Task details: Lines that include the word "украшают" are the ones to copy.

***** Data for processing

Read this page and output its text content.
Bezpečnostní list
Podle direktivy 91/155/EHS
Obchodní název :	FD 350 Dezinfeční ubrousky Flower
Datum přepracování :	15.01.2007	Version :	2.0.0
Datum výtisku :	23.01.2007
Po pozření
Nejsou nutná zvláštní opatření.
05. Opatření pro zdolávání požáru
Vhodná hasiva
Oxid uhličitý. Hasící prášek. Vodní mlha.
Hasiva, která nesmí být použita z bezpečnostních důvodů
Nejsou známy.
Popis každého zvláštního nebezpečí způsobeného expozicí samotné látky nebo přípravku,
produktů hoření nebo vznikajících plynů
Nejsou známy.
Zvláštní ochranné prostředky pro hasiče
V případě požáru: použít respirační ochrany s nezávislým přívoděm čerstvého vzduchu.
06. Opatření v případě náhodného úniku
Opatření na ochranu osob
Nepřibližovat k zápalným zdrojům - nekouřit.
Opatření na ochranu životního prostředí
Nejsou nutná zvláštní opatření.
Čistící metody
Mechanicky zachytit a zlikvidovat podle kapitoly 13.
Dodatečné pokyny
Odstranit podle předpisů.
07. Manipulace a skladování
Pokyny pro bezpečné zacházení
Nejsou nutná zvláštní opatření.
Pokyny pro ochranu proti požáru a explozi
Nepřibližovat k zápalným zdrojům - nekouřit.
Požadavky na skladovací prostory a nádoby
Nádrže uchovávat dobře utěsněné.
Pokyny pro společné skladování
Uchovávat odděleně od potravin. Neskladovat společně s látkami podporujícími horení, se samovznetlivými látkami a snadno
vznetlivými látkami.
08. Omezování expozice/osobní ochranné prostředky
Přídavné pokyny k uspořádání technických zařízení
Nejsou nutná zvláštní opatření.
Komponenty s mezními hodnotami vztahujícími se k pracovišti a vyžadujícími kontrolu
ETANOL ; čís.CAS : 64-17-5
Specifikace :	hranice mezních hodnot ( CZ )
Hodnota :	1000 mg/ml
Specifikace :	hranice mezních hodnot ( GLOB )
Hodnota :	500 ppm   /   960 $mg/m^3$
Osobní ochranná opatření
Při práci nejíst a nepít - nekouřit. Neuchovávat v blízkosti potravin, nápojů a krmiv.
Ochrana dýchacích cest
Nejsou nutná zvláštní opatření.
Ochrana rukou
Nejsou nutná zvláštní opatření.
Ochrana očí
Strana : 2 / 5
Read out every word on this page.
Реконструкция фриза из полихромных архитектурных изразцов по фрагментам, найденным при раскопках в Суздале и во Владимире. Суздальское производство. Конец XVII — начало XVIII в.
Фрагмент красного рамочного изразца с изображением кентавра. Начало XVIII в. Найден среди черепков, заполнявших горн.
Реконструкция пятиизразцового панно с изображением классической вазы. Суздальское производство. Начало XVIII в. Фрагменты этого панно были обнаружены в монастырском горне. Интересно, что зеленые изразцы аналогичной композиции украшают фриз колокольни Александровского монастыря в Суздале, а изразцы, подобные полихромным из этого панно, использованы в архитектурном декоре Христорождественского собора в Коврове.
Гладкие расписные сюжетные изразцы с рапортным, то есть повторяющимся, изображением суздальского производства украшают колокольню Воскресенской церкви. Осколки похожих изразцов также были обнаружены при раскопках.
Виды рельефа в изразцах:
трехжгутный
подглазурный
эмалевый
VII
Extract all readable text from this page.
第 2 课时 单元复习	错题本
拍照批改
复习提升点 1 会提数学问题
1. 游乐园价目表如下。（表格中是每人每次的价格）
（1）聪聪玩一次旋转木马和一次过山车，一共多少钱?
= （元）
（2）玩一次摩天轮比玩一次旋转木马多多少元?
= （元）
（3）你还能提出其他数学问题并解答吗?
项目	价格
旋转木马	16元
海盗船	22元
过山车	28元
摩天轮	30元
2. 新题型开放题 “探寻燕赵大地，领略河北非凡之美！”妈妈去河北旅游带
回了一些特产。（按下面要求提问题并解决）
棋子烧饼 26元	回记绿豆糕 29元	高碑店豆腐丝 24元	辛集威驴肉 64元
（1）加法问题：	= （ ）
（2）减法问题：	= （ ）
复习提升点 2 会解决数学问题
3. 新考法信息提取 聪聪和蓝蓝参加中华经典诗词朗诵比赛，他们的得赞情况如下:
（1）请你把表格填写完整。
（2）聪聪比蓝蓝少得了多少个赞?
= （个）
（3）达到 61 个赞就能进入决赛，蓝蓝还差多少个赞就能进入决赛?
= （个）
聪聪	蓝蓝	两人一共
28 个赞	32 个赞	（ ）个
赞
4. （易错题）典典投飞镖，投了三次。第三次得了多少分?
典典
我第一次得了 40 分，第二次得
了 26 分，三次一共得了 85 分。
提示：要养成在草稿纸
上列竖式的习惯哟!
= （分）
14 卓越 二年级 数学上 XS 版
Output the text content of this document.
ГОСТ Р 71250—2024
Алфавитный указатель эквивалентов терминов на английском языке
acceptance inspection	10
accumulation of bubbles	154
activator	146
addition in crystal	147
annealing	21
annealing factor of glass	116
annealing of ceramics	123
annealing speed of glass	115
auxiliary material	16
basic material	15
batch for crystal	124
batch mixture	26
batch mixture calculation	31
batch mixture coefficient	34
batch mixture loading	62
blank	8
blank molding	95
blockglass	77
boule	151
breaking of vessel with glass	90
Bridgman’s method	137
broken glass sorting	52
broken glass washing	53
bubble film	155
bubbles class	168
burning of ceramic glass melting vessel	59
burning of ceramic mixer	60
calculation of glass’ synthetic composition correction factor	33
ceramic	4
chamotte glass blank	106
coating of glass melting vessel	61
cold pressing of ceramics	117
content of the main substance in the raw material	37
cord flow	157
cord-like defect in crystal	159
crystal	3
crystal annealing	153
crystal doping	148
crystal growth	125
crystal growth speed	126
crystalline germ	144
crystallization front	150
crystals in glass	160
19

**********

Task result:
Реконструкция пятиизразцового панно с изображением классической вазы. Суздальское производство. Начало XVIII в. Фрагменты этого панно были обнаружены в монастырском горне. Интересно, что зеленые изразцы аналогичной композиции украшают фриз колокольни Александровского монастыря в Суздале, а изразцы, подобные полихромным из этого панно, использованы в архитектурном декоре Христорождественского собора в Коврове.
Гладкие расписные сюжетные изразцы с рапортным, то есть повторяющимся, изображением суздальского производства украшают колокольню Воскресенской церкви. Осколки похожих изразцов также были обнаружены при раскопках.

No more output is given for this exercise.